# TASK OBJECTIVE:
Answer these questions about the WebVTT excerpt:
(a) Which HTML element does the opening paragraph name as the main context for WebVTT files?
(b) What timing line precedes the cue "Didn’t we talk about enough in that conversation?"
(c) What kind of video carries the captions that demonstrate line breaking?

# DOCUMENT EXCERPT:
┄┄┄┄┄┄┄┄┄┄

This specification defines WebVTT, the Web Video Text Tracks format. Its main use is for marking up external text track resources in connection with the HTML <track> element. WebVTT files provide captions or subtitles for video content, and also text video descriptions, chapters for content navigation, and more generally any form of metadata that is time-aligned with audio or video content.


Table of Contents


WebVTT is a simple caption file basically

The main use for WebVTT files is captioning or subtitling video content. Here is a sample file that captions an interview:

WEBVTT

00:11.000 --> 00:13.000
<v Roger Bingham>We are in New York City

00:13.000 --> 00:16.000
<v Roger Bingham>We’re actually at the Lucern Hotel, just down the street

00:16.000 --> 00:18.000
<v Roger Bingham>from the American Museum of Natural History

00:18.000 --> 00:20.000
<v Roger Bingham>And with me is Neil deGrasse Tyson

00:20.000 --> 00:22.000
<v Roger Bingham>Astrophysicist, Director of the Hayden Planetarium

00:22.000 --> 00:24.000
<v Roger Bingham>at the AMNH.

00:24.000 --> 00:26.000
<v Roger Bingham>Thank you for walking down here.

00:27.000 --> 00:30.000
<v Roger Bingham>And I want to do a follow-up on the last conversation we did.

00:30.000 --> 00:31.500 align:right size:50%
<v Roger Bingham>When we e-mailed—

00:30.500 --> 00:32.500 align:left size:50%
<v Neil deGrasse Tyson>Didn’t we talk about enough in that conversation?

00:32.000 --> 00:35.500 align:right size:50%
<v Roger Bingham>No! No no no no; 'cos 'cos obviously 'cos

00:32.500 --> 00:33.500 align:left size:50%
<v Neil deGrasse Tyson><i>Laughs</i>

00:35.500 --> 00:38.000
<v Roger Bingham>You know I’m so excited my glasses are falling off here.


Caption cues with multiple lines

These captions on a public service announcement video demonstrate line breaking:

WEBVTT

00:01.000 --> 00:04.000
Never drink liquid nitrogen.

┄┄┄┄┄┄┄┄┄┄

# MATERIAL SHOWN:

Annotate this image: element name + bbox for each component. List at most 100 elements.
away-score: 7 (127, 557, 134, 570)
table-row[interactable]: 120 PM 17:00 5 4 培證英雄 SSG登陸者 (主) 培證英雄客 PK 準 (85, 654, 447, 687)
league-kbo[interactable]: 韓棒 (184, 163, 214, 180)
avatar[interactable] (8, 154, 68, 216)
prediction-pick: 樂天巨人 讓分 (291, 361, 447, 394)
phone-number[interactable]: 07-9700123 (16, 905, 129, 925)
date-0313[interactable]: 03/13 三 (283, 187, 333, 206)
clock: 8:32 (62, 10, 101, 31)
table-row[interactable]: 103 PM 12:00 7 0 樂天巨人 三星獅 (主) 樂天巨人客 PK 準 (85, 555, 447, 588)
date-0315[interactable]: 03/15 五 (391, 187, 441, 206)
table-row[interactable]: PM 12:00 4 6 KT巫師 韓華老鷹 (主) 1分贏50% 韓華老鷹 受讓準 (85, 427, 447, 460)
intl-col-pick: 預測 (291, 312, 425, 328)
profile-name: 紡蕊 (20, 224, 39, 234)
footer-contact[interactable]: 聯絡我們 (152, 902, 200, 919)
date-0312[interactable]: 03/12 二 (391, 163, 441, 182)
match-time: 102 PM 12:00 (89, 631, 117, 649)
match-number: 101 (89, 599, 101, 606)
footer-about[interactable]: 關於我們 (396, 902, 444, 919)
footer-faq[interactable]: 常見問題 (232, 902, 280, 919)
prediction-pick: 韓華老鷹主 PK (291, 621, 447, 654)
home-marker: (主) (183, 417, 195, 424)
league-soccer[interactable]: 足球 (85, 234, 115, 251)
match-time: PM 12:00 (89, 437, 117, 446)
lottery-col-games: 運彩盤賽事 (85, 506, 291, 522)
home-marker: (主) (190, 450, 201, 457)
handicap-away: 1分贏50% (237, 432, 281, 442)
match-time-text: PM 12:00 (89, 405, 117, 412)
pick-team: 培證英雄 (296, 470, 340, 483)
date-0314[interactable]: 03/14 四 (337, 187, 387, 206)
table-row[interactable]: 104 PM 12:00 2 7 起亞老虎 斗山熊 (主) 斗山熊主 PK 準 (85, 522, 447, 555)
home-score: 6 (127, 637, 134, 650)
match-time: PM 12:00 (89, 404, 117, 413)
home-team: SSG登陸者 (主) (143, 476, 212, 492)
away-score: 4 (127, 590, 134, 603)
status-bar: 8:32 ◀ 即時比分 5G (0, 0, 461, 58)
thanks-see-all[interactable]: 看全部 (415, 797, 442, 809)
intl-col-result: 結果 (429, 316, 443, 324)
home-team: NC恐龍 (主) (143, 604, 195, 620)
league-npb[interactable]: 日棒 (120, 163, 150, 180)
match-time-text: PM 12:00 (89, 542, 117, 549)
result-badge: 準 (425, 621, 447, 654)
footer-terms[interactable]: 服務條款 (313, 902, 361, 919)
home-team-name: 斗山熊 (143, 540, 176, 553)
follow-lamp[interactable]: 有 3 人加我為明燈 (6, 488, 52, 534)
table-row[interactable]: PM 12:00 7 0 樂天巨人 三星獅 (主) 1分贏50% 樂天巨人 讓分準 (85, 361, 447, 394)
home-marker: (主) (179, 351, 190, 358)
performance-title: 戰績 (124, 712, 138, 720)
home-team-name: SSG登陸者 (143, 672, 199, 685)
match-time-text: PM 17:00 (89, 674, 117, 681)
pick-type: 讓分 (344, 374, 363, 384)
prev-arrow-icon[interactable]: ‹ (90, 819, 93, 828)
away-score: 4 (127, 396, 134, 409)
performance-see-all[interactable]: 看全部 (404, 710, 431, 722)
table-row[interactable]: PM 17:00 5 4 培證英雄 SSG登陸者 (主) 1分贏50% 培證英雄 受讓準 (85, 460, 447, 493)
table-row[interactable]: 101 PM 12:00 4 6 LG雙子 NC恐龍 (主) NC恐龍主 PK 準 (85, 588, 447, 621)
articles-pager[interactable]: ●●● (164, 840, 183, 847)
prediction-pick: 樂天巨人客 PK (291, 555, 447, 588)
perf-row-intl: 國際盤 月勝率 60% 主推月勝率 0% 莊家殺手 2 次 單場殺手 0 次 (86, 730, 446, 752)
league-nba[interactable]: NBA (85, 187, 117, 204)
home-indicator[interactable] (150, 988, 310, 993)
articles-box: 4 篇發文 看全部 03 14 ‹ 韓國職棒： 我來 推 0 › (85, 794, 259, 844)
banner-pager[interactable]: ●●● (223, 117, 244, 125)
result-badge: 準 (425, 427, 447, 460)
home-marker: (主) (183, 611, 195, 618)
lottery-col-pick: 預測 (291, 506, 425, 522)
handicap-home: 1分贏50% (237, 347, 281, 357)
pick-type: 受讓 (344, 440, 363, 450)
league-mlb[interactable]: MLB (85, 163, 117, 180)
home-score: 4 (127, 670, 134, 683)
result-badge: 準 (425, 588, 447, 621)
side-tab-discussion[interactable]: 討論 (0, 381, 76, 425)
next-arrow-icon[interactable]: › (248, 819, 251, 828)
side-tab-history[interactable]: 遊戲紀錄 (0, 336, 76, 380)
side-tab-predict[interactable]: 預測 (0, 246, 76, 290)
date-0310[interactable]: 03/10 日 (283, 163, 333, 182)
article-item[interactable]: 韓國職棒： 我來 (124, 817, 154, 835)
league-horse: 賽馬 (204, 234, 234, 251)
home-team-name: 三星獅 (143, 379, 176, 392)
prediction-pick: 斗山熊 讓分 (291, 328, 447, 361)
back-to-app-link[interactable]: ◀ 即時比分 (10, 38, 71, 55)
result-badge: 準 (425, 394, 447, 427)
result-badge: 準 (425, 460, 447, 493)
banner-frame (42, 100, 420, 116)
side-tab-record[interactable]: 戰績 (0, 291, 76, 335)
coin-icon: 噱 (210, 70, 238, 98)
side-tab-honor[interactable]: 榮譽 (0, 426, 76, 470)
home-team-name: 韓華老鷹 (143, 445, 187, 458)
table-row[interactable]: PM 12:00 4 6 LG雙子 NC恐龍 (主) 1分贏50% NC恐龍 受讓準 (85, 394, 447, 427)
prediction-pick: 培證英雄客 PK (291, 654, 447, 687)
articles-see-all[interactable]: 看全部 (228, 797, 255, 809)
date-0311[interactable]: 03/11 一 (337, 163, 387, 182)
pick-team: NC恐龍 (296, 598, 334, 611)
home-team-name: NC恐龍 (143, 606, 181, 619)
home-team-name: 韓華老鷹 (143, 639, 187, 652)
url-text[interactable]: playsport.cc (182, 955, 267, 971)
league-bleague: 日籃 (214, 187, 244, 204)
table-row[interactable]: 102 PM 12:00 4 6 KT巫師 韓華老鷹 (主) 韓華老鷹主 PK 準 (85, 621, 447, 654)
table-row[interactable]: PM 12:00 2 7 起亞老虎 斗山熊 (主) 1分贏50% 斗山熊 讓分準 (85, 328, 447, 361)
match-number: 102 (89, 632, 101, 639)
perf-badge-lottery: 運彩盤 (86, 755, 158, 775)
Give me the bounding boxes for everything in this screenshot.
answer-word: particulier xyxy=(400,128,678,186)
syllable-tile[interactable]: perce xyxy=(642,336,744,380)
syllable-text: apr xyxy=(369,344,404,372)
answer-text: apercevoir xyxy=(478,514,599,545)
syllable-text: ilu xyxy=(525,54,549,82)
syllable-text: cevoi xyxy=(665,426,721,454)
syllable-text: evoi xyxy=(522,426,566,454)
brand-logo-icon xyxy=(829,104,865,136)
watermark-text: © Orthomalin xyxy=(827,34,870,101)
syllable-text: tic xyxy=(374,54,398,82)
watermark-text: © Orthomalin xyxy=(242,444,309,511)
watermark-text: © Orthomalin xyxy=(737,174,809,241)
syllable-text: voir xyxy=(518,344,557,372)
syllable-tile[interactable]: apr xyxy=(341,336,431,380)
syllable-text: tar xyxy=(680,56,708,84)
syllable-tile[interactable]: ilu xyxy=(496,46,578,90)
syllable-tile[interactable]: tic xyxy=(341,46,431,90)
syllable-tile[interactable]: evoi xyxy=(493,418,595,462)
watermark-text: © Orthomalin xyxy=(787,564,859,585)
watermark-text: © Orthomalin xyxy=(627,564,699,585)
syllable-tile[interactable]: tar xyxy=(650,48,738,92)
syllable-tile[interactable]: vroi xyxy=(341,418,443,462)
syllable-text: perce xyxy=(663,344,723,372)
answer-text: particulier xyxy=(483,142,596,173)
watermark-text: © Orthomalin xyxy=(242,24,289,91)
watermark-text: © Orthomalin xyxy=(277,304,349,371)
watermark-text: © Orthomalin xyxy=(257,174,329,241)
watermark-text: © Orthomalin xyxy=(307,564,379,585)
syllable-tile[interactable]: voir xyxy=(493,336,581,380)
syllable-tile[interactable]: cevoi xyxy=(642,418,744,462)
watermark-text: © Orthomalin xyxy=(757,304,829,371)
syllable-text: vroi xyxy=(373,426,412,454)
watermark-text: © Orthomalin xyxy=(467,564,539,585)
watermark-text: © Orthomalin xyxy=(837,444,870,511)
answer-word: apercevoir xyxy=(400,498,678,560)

┄┄┄┄┄┄┄┄┄┄

# ANSWER TO THIS EXERCISE:
(a) The <track> element.
(b) 00:30.500 --> 00:32.500 align:left size:50%
(c) A public service announcement video.